- [Written task] Repeat each line of the material exactly.

- [Provided entries]

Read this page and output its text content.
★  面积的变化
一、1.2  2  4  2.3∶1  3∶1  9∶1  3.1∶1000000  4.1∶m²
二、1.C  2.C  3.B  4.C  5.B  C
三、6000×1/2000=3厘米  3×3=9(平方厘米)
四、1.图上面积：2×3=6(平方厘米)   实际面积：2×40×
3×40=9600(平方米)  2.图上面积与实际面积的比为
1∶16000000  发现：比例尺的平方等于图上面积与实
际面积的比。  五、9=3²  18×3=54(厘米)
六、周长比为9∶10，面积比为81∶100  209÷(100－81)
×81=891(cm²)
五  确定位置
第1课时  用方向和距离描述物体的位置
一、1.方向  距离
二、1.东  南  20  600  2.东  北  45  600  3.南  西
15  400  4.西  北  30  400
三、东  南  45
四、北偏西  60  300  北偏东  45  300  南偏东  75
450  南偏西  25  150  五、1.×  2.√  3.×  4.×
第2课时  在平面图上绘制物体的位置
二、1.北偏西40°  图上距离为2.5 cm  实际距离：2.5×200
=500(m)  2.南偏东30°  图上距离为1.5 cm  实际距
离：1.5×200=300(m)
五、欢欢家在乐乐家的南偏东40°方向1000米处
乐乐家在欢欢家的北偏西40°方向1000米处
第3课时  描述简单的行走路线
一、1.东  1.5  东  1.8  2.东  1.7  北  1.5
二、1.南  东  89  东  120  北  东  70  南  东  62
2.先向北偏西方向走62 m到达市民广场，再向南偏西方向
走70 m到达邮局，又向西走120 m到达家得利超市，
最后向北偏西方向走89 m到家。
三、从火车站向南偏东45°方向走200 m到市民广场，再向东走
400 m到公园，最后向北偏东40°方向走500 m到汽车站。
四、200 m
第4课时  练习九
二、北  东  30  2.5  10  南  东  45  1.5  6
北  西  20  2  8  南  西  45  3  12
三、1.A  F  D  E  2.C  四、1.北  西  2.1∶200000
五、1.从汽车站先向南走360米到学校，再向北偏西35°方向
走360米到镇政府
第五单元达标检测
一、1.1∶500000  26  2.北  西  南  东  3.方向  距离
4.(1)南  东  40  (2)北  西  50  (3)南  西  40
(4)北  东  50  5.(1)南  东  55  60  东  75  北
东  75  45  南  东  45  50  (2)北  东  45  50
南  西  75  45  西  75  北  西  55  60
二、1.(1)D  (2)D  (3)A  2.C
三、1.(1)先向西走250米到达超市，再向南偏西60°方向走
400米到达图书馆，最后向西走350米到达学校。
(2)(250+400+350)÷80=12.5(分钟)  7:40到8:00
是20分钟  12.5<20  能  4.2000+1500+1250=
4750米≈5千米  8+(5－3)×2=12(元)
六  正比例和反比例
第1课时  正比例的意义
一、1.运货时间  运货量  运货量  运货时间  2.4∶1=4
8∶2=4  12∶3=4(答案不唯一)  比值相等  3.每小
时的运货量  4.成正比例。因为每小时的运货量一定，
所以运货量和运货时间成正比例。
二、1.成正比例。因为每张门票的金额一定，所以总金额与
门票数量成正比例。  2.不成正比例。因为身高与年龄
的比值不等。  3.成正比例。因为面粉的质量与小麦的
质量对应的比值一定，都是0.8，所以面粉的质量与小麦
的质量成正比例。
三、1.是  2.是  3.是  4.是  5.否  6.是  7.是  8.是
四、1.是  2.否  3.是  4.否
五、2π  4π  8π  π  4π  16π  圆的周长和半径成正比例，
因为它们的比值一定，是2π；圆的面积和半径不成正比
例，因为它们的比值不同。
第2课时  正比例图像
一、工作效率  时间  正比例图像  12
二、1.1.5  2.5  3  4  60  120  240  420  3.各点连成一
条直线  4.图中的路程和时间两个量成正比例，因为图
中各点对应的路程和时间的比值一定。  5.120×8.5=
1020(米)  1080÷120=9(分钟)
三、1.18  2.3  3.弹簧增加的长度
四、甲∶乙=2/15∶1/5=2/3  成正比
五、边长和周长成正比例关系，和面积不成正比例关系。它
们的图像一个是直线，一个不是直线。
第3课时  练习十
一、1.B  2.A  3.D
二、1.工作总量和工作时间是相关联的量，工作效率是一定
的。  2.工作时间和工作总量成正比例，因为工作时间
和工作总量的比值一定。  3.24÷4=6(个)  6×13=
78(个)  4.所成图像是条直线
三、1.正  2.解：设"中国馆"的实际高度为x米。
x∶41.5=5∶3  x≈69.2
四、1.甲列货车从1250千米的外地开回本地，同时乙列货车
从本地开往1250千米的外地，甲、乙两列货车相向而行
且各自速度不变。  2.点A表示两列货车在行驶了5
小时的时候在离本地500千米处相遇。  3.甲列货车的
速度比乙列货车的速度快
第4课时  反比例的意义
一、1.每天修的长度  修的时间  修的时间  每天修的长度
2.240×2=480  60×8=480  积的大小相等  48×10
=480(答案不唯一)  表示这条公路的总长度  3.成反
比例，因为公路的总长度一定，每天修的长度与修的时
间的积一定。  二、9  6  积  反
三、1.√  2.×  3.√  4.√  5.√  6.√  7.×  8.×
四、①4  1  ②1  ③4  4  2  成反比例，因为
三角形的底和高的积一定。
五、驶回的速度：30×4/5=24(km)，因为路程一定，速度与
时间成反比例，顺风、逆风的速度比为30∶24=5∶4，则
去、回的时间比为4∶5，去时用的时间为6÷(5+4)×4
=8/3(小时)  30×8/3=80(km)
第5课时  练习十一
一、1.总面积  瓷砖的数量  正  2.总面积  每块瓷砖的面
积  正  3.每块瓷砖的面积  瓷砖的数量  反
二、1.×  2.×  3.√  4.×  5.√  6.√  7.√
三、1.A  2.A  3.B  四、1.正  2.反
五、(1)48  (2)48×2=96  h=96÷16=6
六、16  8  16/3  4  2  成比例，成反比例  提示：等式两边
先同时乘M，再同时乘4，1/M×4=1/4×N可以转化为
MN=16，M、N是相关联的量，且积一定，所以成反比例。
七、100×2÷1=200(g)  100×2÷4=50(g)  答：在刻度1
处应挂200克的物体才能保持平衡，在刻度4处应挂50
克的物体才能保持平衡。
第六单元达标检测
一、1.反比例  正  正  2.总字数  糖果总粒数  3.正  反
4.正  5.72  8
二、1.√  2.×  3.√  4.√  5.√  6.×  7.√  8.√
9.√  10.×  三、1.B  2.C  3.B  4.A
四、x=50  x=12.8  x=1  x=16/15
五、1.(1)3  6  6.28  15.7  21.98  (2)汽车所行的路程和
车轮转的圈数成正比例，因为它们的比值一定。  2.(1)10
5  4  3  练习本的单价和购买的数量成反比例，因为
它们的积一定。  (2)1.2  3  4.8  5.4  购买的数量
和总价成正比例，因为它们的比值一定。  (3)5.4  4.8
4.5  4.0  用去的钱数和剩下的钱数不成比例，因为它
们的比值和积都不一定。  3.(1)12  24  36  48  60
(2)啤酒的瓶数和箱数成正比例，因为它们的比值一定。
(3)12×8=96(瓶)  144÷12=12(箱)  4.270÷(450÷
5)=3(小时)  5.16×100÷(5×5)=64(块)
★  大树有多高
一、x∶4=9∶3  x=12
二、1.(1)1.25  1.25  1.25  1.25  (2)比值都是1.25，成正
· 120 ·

- [Written solution]
Read this page and output its text content.
★  面积的变化
一、1.2  2  4  2.3∶1  3∶1  9∶1  3.1∶1000000  4.1∶m²
二、1.C  2.C  3.B  4.C  5.B  C
三、6000×1/2000=3厘米  3×3=9(平方厘米)
四、1.图上面积：2×3=6(平方厘米)   实际面积：2×40×
3×40=9600(平方米)  2.图上面积与实际面积的比为
1∶16000000  发现：比例尺的平方等于图上面积与实
际面积的比。  五、9=3²  18×3=54(厘米)
六、周长比为9∶10，面积比为81∶100  209÷(100－81)
×81=891(cm²)
五  确定位置
第1课时  用方向和距离描述物体的位置
一、1.方向  距离
二、1.东  南  20  600  2.东  北  45  600  3.南  西
15  400  4.西  北  30  400
三、东  南  45
四、北偏西  60  300  北偏东  45  300  南偏东  75
450  南偏西  25  150  五、1.×  2.√  3.×  4.×
第2课时  在平面图上绘制物体的位置
二、1.北偏西40°  图上距离为2.5 cm  实际距离：2.5×200
=500(m)  2.南偏东30°  图上距离为1.5 cm  实际距
离：1.5×200=300(m)
五、欢欢家在乐乐家的南偏东40°方向1000米处
乐乐家在欢欢家的北偏西40°方向1000米处
第3课时  描述简单的行走路线
一、1.东  1.5  东  1.8  2.东  1.7  北  1.5
二、1.南  东  89  东  120  北  东  70  南  东  62
2.先向北偏西方向走62 m到达市民广场，再向南偏西方向
走70 m到达邮局，又向西走120 m到达家得利超市，
最后向北偏西方向走89 m到家。
三、从火车站向南偏东45°方向走200 m到市民广场，再向东走
400 m到公园，最后向北偏东40°方向走500 m到汽车站。
四、200 m
第4课时  练习九
二、北  东  30  2.5  10  南  东  45  1.5  6
北  西  20  2  8  南  西  45  3  12
三、1.A  F  D  E  2.C  四、1.北  西  2.1∶200000
五、1.从汽车站先向南走360米到学校，再向北偏西35°方向
走360米到镇政府
第五单元达标检测
一、1.1∶500000  26  2.北  西  南  东  3.方向  距离
4.(1)南  东  40  (2)北  西  50  (3)南  西  40
(4)北  东  50  5.(1)南  东  55  60  东  75  北
东  75  45  南  东  45  50  (2)北  东  45  50
南  西  75  45  西  75  北  西  55  60
二、1.(1)D  (2)D  (3)A  2.C
三、1.(1)先向西走250米到达超市，再向南偏西60°方向走
400米到达图书馆，最后向西走350米到达学校。
(2)(250+400+350)÷80=12.5(分钟)  7:40到8:00
是20分钟  12.5<20  能  4.2000+1500+1250=
4750米≈5千米  8+(5－3)×2=12(元)
六  正比例和反比例
第1课时  正比例的意义
一、1.运货时间  运货量  运货量  运货时间  2.4∶1=4
8∶2=4  12∶3=4(答案不唯一)  比值相等  3.每小
时的运货量  4.成正比例。因为每小时的运货量一定，
所以运货量和运货时间成正比例。
二、1.成正比例。因为每张门票的金额一定，所以总金额与
门票数量成正比例。  2.不成正比例。因为身高与年龄
的比值不等。  3.成正比例。因为面粉的质量与小麦的
质量对应的比值一定，都是0.8，所以面粉的质量与小麦
的质量成正比例。
三、1.是  2.是  3.是  4.是  5.否  6.是  7.是  8.是
四、1.是  2.否  3.是  4.否
五、2π  4π  8π  π  4π  16π  圆的周长和半径成正比例，
因为它们的比值一定，是2π；圆的面积和半径不成正比
例，因为它们的比值不同。
第2课时  正比例图像
一、工作效率  时间  正比例图像  12
二、1.1.5  2.5  3  4  60  120  240  420  3.各点连成一
条直线  4.图中的路程和时间两个量成正比例，因为图
中各点对应的路程和时间的比值一定。  5.120×8.5=
1020(米)  1080÷120=9(分钟)
三、1.18  2.3  3.弹簧增加的长度
四、甲∶乙=2/15∶1/5=2/3  成正比
五、边长和周长成正比例关系，和面积不成正比例关系。它
们的图像一个是直线，一个不是直线。
第3课时  练习十
一、1.B  2.A  3.D
二、1.工作总量和工作时间是相关联的量，工作效率是一定
的。  2.工作时间和工作总量成正比例，因为工作时间
和工作总量的比值一定。  3.24÷4=6(个)  6×13=
78(个)  4.所成图像是条直线
三、1.正  2.解：设"中国馆"的实际高度为x米。
x∶41.5=5∶3  x≈69.2
四、1.甲列货车从1250千米的外地开回本地，同时乙列货车
从本地开往1250千米的外地，甲、乙两列货车相向而行
且各自速度不变。  2.点A表示两列货车在行驶了5
小时的时候在离本地500千米处相遇。  3.甲列货车的
速度比乙列货车的速度快
第4课时  反比例的意义
一、1.每天修的长度  修的时间  修的时间  每天修的长度
2.240×2=480  60×8=480  积的大小相等  48×10
=480(答案不唯一)  表示这条公路的总长度  3.成反
比例，因为公路的总长度一定，每天修的长度与修的时
间的积一定。  二、9  6  积  反
三、1.√  2.×  3.√  4.√  5.√  6.√  7.×  8.×
四、①4  1  ②1  ③4  4  2  成反比例，因为
三角形的底和高的积一定。
五、驶回的速度：30×4/5=24(km)，因为路程一定，速度与
时间成反比例，顺风、逆风的速度比为30∶24=5∶4，则
去、回的时间比为4∶5，去时用的时间为6÷(5+4)×4
=8/3(小时)  30×8/3=80(km)
第5课时  练习十一
一、1.总面积  瓷砖的数量  正  2.总面积  每块瓷砖的面
积  正  3.每块瓷砖的面积  瓷砖的数量  反
二、1.×  2.×  3.√  4.×  5.√  6.√  7.√
三、1.A  2.A  3.B  四、1.正  2.反
五、(1)48  (2)48×2=96  h=96÷16=6
六、16  8  16/3  4  2  成比例，成反比例  提示：等式两边
先同时乘M，再同时乘4，1/M×4=1/4×N可以转化为
MN=16，M、N是相关联的量，且积一定，所以成反比例。
七、100×2÷1=200(g)  100×2÷4=50(g)  答：在刻度1
处应挂200克的物体才能保持平衡，在刻度4处应挂50
克的物体才能保持平衡。
第六单元达标检测
一、1.反比例  正  正  2.总字数  糖果总粒数  3.正  反
4.正  5.72  8
二、1.√  2.×  3.√  4.√  5.√  6.×  7.√  8.√
9.√  10.×  三、1.B  2.C  3.B  4.A
四、x=50  x=12.8  x=1  x=16/15
五、1.(1)3  6  6.28  15.7  21.98  (2)汽车所行的路程和
车轮转的圈数成正比例，因为它们的比值一定。  2.(1)10
5  4  3  练习本的单价和购买的数量成反比例，因为
它们的积一定。  (2)1.2  3  4.8  5.4  购买的数量
和总价成正比例，因为它们的比值一定。  (3)5.4  4.8
4.5  4.0  用去的钱数和剩下的钱数不成比例，因为它
们的比值和积都不一定。  3.(1)12  24  36  48  60
(2)啤酒的瓶数和箱数成正比例，因为它们的比值一定。
(3)12×8=96(瓶)  144÷12=12(箱)  4.270÷(450÷
5)=3(小时)  5.16×100÷(5×5)=64(块)
★  大树有多高
一、x∶4=9∶3  x=12
二、1.(1)1.25  1.25  1.25  1.25  (2)比值都是1.25，成正
· 120 ·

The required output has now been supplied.